- [Listed records]
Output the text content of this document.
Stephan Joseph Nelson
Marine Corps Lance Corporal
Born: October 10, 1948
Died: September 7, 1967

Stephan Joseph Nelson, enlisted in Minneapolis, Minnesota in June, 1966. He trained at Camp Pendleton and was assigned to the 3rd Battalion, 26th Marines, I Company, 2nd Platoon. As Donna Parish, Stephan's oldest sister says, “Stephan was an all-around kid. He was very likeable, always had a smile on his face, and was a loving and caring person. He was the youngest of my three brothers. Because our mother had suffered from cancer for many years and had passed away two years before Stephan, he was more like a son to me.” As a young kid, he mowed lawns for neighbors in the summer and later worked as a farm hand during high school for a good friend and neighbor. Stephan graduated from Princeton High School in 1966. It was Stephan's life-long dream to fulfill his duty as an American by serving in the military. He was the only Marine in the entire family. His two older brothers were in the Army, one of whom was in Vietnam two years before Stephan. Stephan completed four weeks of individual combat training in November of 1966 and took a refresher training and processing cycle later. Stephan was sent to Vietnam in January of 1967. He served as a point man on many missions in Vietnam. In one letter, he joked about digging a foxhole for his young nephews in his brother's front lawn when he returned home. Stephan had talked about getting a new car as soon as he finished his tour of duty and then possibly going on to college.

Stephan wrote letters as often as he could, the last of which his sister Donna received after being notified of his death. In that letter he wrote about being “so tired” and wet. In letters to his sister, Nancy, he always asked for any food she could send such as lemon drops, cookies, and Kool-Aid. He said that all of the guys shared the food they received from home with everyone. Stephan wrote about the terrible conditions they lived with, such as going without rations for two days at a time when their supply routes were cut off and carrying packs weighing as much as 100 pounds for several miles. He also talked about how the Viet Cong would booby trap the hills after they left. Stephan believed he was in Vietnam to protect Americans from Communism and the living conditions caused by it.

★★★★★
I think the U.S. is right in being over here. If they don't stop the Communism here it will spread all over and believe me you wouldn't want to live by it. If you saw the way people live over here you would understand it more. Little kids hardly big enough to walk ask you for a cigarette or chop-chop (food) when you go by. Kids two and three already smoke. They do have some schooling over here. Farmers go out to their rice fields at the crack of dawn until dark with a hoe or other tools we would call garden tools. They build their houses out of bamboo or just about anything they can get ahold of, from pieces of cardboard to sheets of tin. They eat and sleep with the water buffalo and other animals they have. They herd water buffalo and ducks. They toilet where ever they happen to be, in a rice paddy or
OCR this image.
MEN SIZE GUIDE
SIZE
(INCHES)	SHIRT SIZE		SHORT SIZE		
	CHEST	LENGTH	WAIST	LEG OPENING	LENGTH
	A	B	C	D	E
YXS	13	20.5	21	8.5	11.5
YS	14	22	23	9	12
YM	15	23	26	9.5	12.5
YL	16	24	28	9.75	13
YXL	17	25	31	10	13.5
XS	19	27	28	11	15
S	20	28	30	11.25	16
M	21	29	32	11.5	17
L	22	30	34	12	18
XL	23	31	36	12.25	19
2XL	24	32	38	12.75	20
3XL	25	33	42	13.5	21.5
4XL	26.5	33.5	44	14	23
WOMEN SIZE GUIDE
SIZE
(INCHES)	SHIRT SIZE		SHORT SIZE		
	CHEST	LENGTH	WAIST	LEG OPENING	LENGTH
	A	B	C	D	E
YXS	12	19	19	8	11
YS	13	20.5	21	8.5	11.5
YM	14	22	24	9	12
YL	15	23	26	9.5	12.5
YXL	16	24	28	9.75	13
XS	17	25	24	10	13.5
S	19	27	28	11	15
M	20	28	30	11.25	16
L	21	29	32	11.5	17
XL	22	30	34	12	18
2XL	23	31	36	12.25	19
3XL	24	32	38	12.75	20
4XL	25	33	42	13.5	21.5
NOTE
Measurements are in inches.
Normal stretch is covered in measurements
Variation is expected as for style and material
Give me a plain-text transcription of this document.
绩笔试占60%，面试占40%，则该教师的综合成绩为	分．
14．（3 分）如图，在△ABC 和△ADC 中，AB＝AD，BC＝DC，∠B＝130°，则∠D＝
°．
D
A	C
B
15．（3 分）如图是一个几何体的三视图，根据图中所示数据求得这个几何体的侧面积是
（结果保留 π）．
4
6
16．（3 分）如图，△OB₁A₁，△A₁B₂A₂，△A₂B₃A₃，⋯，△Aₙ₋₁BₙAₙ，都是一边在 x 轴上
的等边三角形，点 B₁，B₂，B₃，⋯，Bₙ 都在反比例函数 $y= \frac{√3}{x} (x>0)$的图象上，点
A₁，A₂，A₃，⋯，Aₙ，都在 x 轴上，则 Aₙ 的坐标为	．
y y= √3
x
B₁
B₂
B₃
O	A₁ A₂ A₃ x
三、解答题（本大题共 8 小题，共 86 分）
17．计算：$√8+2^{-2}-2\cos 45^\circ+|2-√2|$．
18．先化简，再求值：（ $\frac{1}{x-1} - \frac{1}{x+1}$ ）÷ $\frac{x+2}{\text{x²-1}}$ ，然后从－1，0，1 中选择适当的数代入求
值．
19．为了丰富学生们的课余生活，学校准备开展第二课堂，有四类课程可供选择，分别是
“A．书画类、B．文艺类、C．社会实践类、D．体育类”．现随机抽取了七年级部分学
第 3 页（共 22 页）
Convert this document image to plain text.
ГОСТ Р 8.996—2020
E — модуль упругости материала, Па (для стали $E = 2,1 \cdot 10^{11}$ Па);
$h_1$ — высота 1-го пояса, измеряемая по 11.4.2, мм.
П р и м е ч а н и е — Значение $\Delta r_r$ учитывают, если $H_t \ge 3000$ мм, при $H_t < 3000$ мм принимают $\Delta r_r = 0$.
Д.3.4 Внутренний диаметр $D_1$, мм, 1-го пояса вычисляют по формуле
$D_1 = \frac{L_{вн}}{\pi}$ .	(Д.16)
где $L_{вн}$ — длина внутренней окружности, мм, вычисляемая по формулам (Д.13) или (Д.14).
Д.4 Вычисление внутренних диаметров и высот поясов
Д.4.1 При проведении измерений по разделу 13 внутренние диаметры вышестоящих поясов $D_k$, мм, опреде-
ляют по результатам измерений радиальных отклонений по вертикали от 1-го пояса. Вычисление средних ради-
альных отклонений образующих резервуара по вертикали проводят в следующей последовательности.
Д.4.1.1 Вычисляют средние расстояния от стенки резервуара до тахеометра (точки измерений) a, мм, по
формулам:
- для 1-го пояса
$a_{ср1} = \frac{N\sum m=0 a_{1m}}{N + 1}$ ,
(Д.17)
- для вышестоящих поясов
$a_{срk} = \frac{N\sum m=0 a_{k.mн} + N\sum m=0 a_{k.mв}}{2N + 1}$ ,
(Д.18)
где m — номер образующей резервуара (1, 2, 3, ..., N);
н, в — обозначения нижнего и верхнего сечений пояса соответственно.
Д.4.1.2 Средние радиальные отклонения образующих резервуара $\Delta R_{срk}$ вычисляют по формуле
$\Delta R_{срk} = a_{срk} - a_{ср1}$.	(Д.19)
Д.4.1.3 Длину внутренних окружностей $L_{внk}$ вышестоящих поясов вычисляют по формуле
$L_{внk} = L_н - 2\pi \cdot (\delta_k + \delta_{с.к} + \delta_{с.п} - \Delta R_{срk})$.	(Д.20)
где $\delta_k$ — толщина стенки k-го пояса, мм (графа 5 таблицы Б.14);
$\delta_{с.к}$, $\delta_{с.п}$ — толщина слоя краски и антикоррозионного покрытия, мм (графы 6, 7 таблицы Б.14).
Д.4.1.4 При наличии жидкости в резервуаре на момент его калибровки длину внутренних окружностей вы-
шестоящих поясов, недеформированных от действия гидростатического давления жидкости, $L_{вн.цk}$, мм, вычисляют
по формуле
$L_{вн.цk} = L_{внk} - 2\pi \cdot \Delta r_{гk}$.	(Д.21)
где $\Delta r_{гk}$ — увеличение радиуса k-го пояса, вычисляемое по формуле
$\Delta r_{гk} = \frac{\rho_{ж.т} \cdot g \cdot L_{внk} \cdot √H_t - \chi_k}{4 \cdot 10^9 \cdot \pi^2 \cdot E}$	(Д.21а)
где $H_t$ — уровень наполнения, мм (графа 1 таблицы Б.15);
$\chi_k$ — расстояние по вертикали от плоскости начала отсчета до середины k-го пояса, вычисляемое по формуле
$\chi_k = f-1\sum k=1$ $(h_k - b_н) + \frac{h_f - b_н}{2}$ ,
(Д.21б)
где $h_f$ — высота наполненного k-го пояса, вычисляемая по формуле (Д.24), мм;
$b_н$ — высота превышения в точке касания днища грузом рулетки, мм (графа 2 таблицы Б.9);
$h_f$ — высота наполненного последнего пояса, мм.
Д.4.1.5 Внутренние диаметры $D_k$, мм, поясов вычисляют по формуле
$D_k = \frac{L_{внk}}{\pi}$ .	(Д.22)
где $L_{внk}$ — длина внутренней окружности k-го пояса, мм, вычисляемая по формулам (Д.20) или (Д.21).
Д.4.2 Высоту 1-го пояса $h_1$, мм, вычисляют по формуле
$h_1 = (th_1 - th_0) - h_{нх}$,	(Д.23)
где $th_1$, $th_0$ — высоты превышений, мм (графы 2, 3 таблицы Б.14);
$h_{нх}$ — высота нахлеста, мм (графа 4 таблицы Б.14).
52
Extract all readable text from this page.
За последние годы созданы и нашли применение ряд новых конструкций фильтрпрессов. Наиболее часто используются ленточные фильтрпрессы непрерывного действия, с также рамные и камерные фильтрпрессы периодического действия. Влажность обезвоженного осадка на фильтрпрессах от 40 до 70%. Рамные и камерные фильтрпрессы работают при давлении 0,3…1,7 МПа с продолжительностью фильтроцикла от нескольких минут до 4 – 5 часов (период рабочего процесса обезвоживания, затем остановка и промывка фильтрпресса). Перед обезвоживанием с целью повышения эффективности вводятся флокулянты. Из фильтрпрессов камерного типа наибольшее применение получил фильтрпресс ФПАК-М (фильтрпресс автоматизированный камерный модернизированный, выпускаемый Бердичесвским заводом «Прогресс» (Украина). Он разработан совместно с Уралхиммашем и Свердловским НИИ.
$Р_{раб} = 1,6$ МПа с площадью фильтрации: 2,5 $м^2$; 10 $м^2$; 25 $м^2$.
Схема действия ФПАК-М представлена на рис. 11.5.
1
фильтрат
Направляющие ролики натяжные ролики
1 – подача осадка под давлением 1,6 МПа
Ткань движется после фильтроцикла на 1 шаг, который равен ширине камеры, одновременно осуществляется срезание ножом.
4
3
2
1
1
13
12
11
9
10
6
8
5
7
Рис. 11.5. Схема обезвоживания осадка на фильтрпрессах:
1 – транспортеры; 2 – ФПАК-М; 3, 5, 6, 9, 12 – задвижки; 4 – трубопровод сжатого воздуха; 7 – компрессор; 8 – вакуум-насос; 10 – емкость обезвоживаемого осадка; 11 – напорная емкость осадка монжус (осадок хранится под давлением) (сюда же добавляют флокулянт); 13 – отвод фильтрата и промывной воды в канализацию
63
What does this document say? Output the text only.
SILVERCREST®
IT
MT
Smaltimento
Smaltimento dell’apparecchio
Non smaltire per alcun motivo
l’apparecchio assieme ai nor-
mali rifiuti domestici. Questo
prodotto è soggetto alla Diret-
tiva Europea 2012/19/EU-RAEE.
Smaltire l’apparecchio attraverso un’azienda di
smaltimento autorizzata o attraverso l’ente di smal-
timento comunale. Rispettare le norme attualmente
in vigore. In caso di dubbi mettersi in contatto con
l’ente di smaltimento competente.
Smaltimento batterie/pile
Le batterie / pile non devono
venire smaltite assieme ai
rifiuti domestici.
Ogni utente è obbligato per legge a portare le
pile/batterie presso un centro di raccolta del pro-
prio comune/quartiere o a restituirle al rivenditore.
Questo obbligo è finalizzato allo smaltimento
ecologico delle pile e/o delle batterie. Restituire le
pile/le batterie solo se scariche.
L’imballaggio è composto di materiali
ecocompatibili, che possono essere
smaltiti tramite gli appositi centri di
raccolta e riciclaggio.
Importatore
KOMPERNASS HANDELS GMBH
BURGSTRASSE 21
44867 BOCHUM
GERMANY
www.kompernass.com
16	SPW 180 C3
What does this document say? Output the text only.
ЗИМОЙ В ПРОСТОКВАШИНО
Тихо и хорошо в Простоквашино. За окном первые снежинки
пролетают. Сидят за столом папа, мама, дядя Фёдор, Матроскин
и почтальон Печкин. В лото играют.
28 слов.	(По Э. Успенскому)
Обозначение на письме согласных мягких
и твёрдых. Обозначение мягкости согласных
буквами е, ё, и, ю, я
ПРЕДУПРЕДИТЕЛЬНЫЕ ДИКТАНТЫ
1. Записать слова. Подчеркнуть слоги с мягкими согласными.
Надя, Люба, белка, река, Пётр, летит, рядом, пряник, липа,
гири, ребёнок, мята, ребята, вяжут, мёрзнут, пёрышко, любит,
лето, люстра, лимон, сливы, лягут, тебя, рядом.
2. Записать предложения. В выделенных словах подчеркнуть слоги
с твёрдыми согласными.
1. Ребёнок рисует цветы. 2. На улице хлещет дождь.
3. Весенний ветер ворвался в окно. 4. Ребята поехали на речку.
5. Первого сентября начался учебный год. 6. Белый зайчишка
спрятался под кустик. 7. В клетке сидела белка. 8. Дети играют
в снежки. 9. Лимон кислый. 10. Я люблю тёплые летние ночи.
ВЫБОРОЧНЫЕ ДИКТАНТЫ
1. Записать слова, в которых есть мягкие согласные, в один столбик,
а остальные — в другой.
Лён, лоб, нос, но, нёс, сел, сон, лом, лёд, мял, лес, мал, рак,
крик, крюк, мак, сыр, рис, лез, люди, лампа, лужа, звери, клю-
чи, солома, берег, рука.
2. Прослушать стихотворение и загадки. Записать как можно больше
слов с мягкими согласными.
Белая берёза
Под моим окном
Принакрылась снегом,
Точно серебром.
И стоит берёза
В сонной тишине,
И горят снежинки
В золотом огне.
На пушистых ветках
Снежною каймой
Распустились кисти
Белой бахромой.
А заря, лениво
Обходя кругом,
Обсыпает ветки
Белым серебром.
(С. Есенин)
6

- [Exercise brief]
Determine how many lines of the entries above carry the string "отклонений", and give that number alone.

- [Response to this task]
2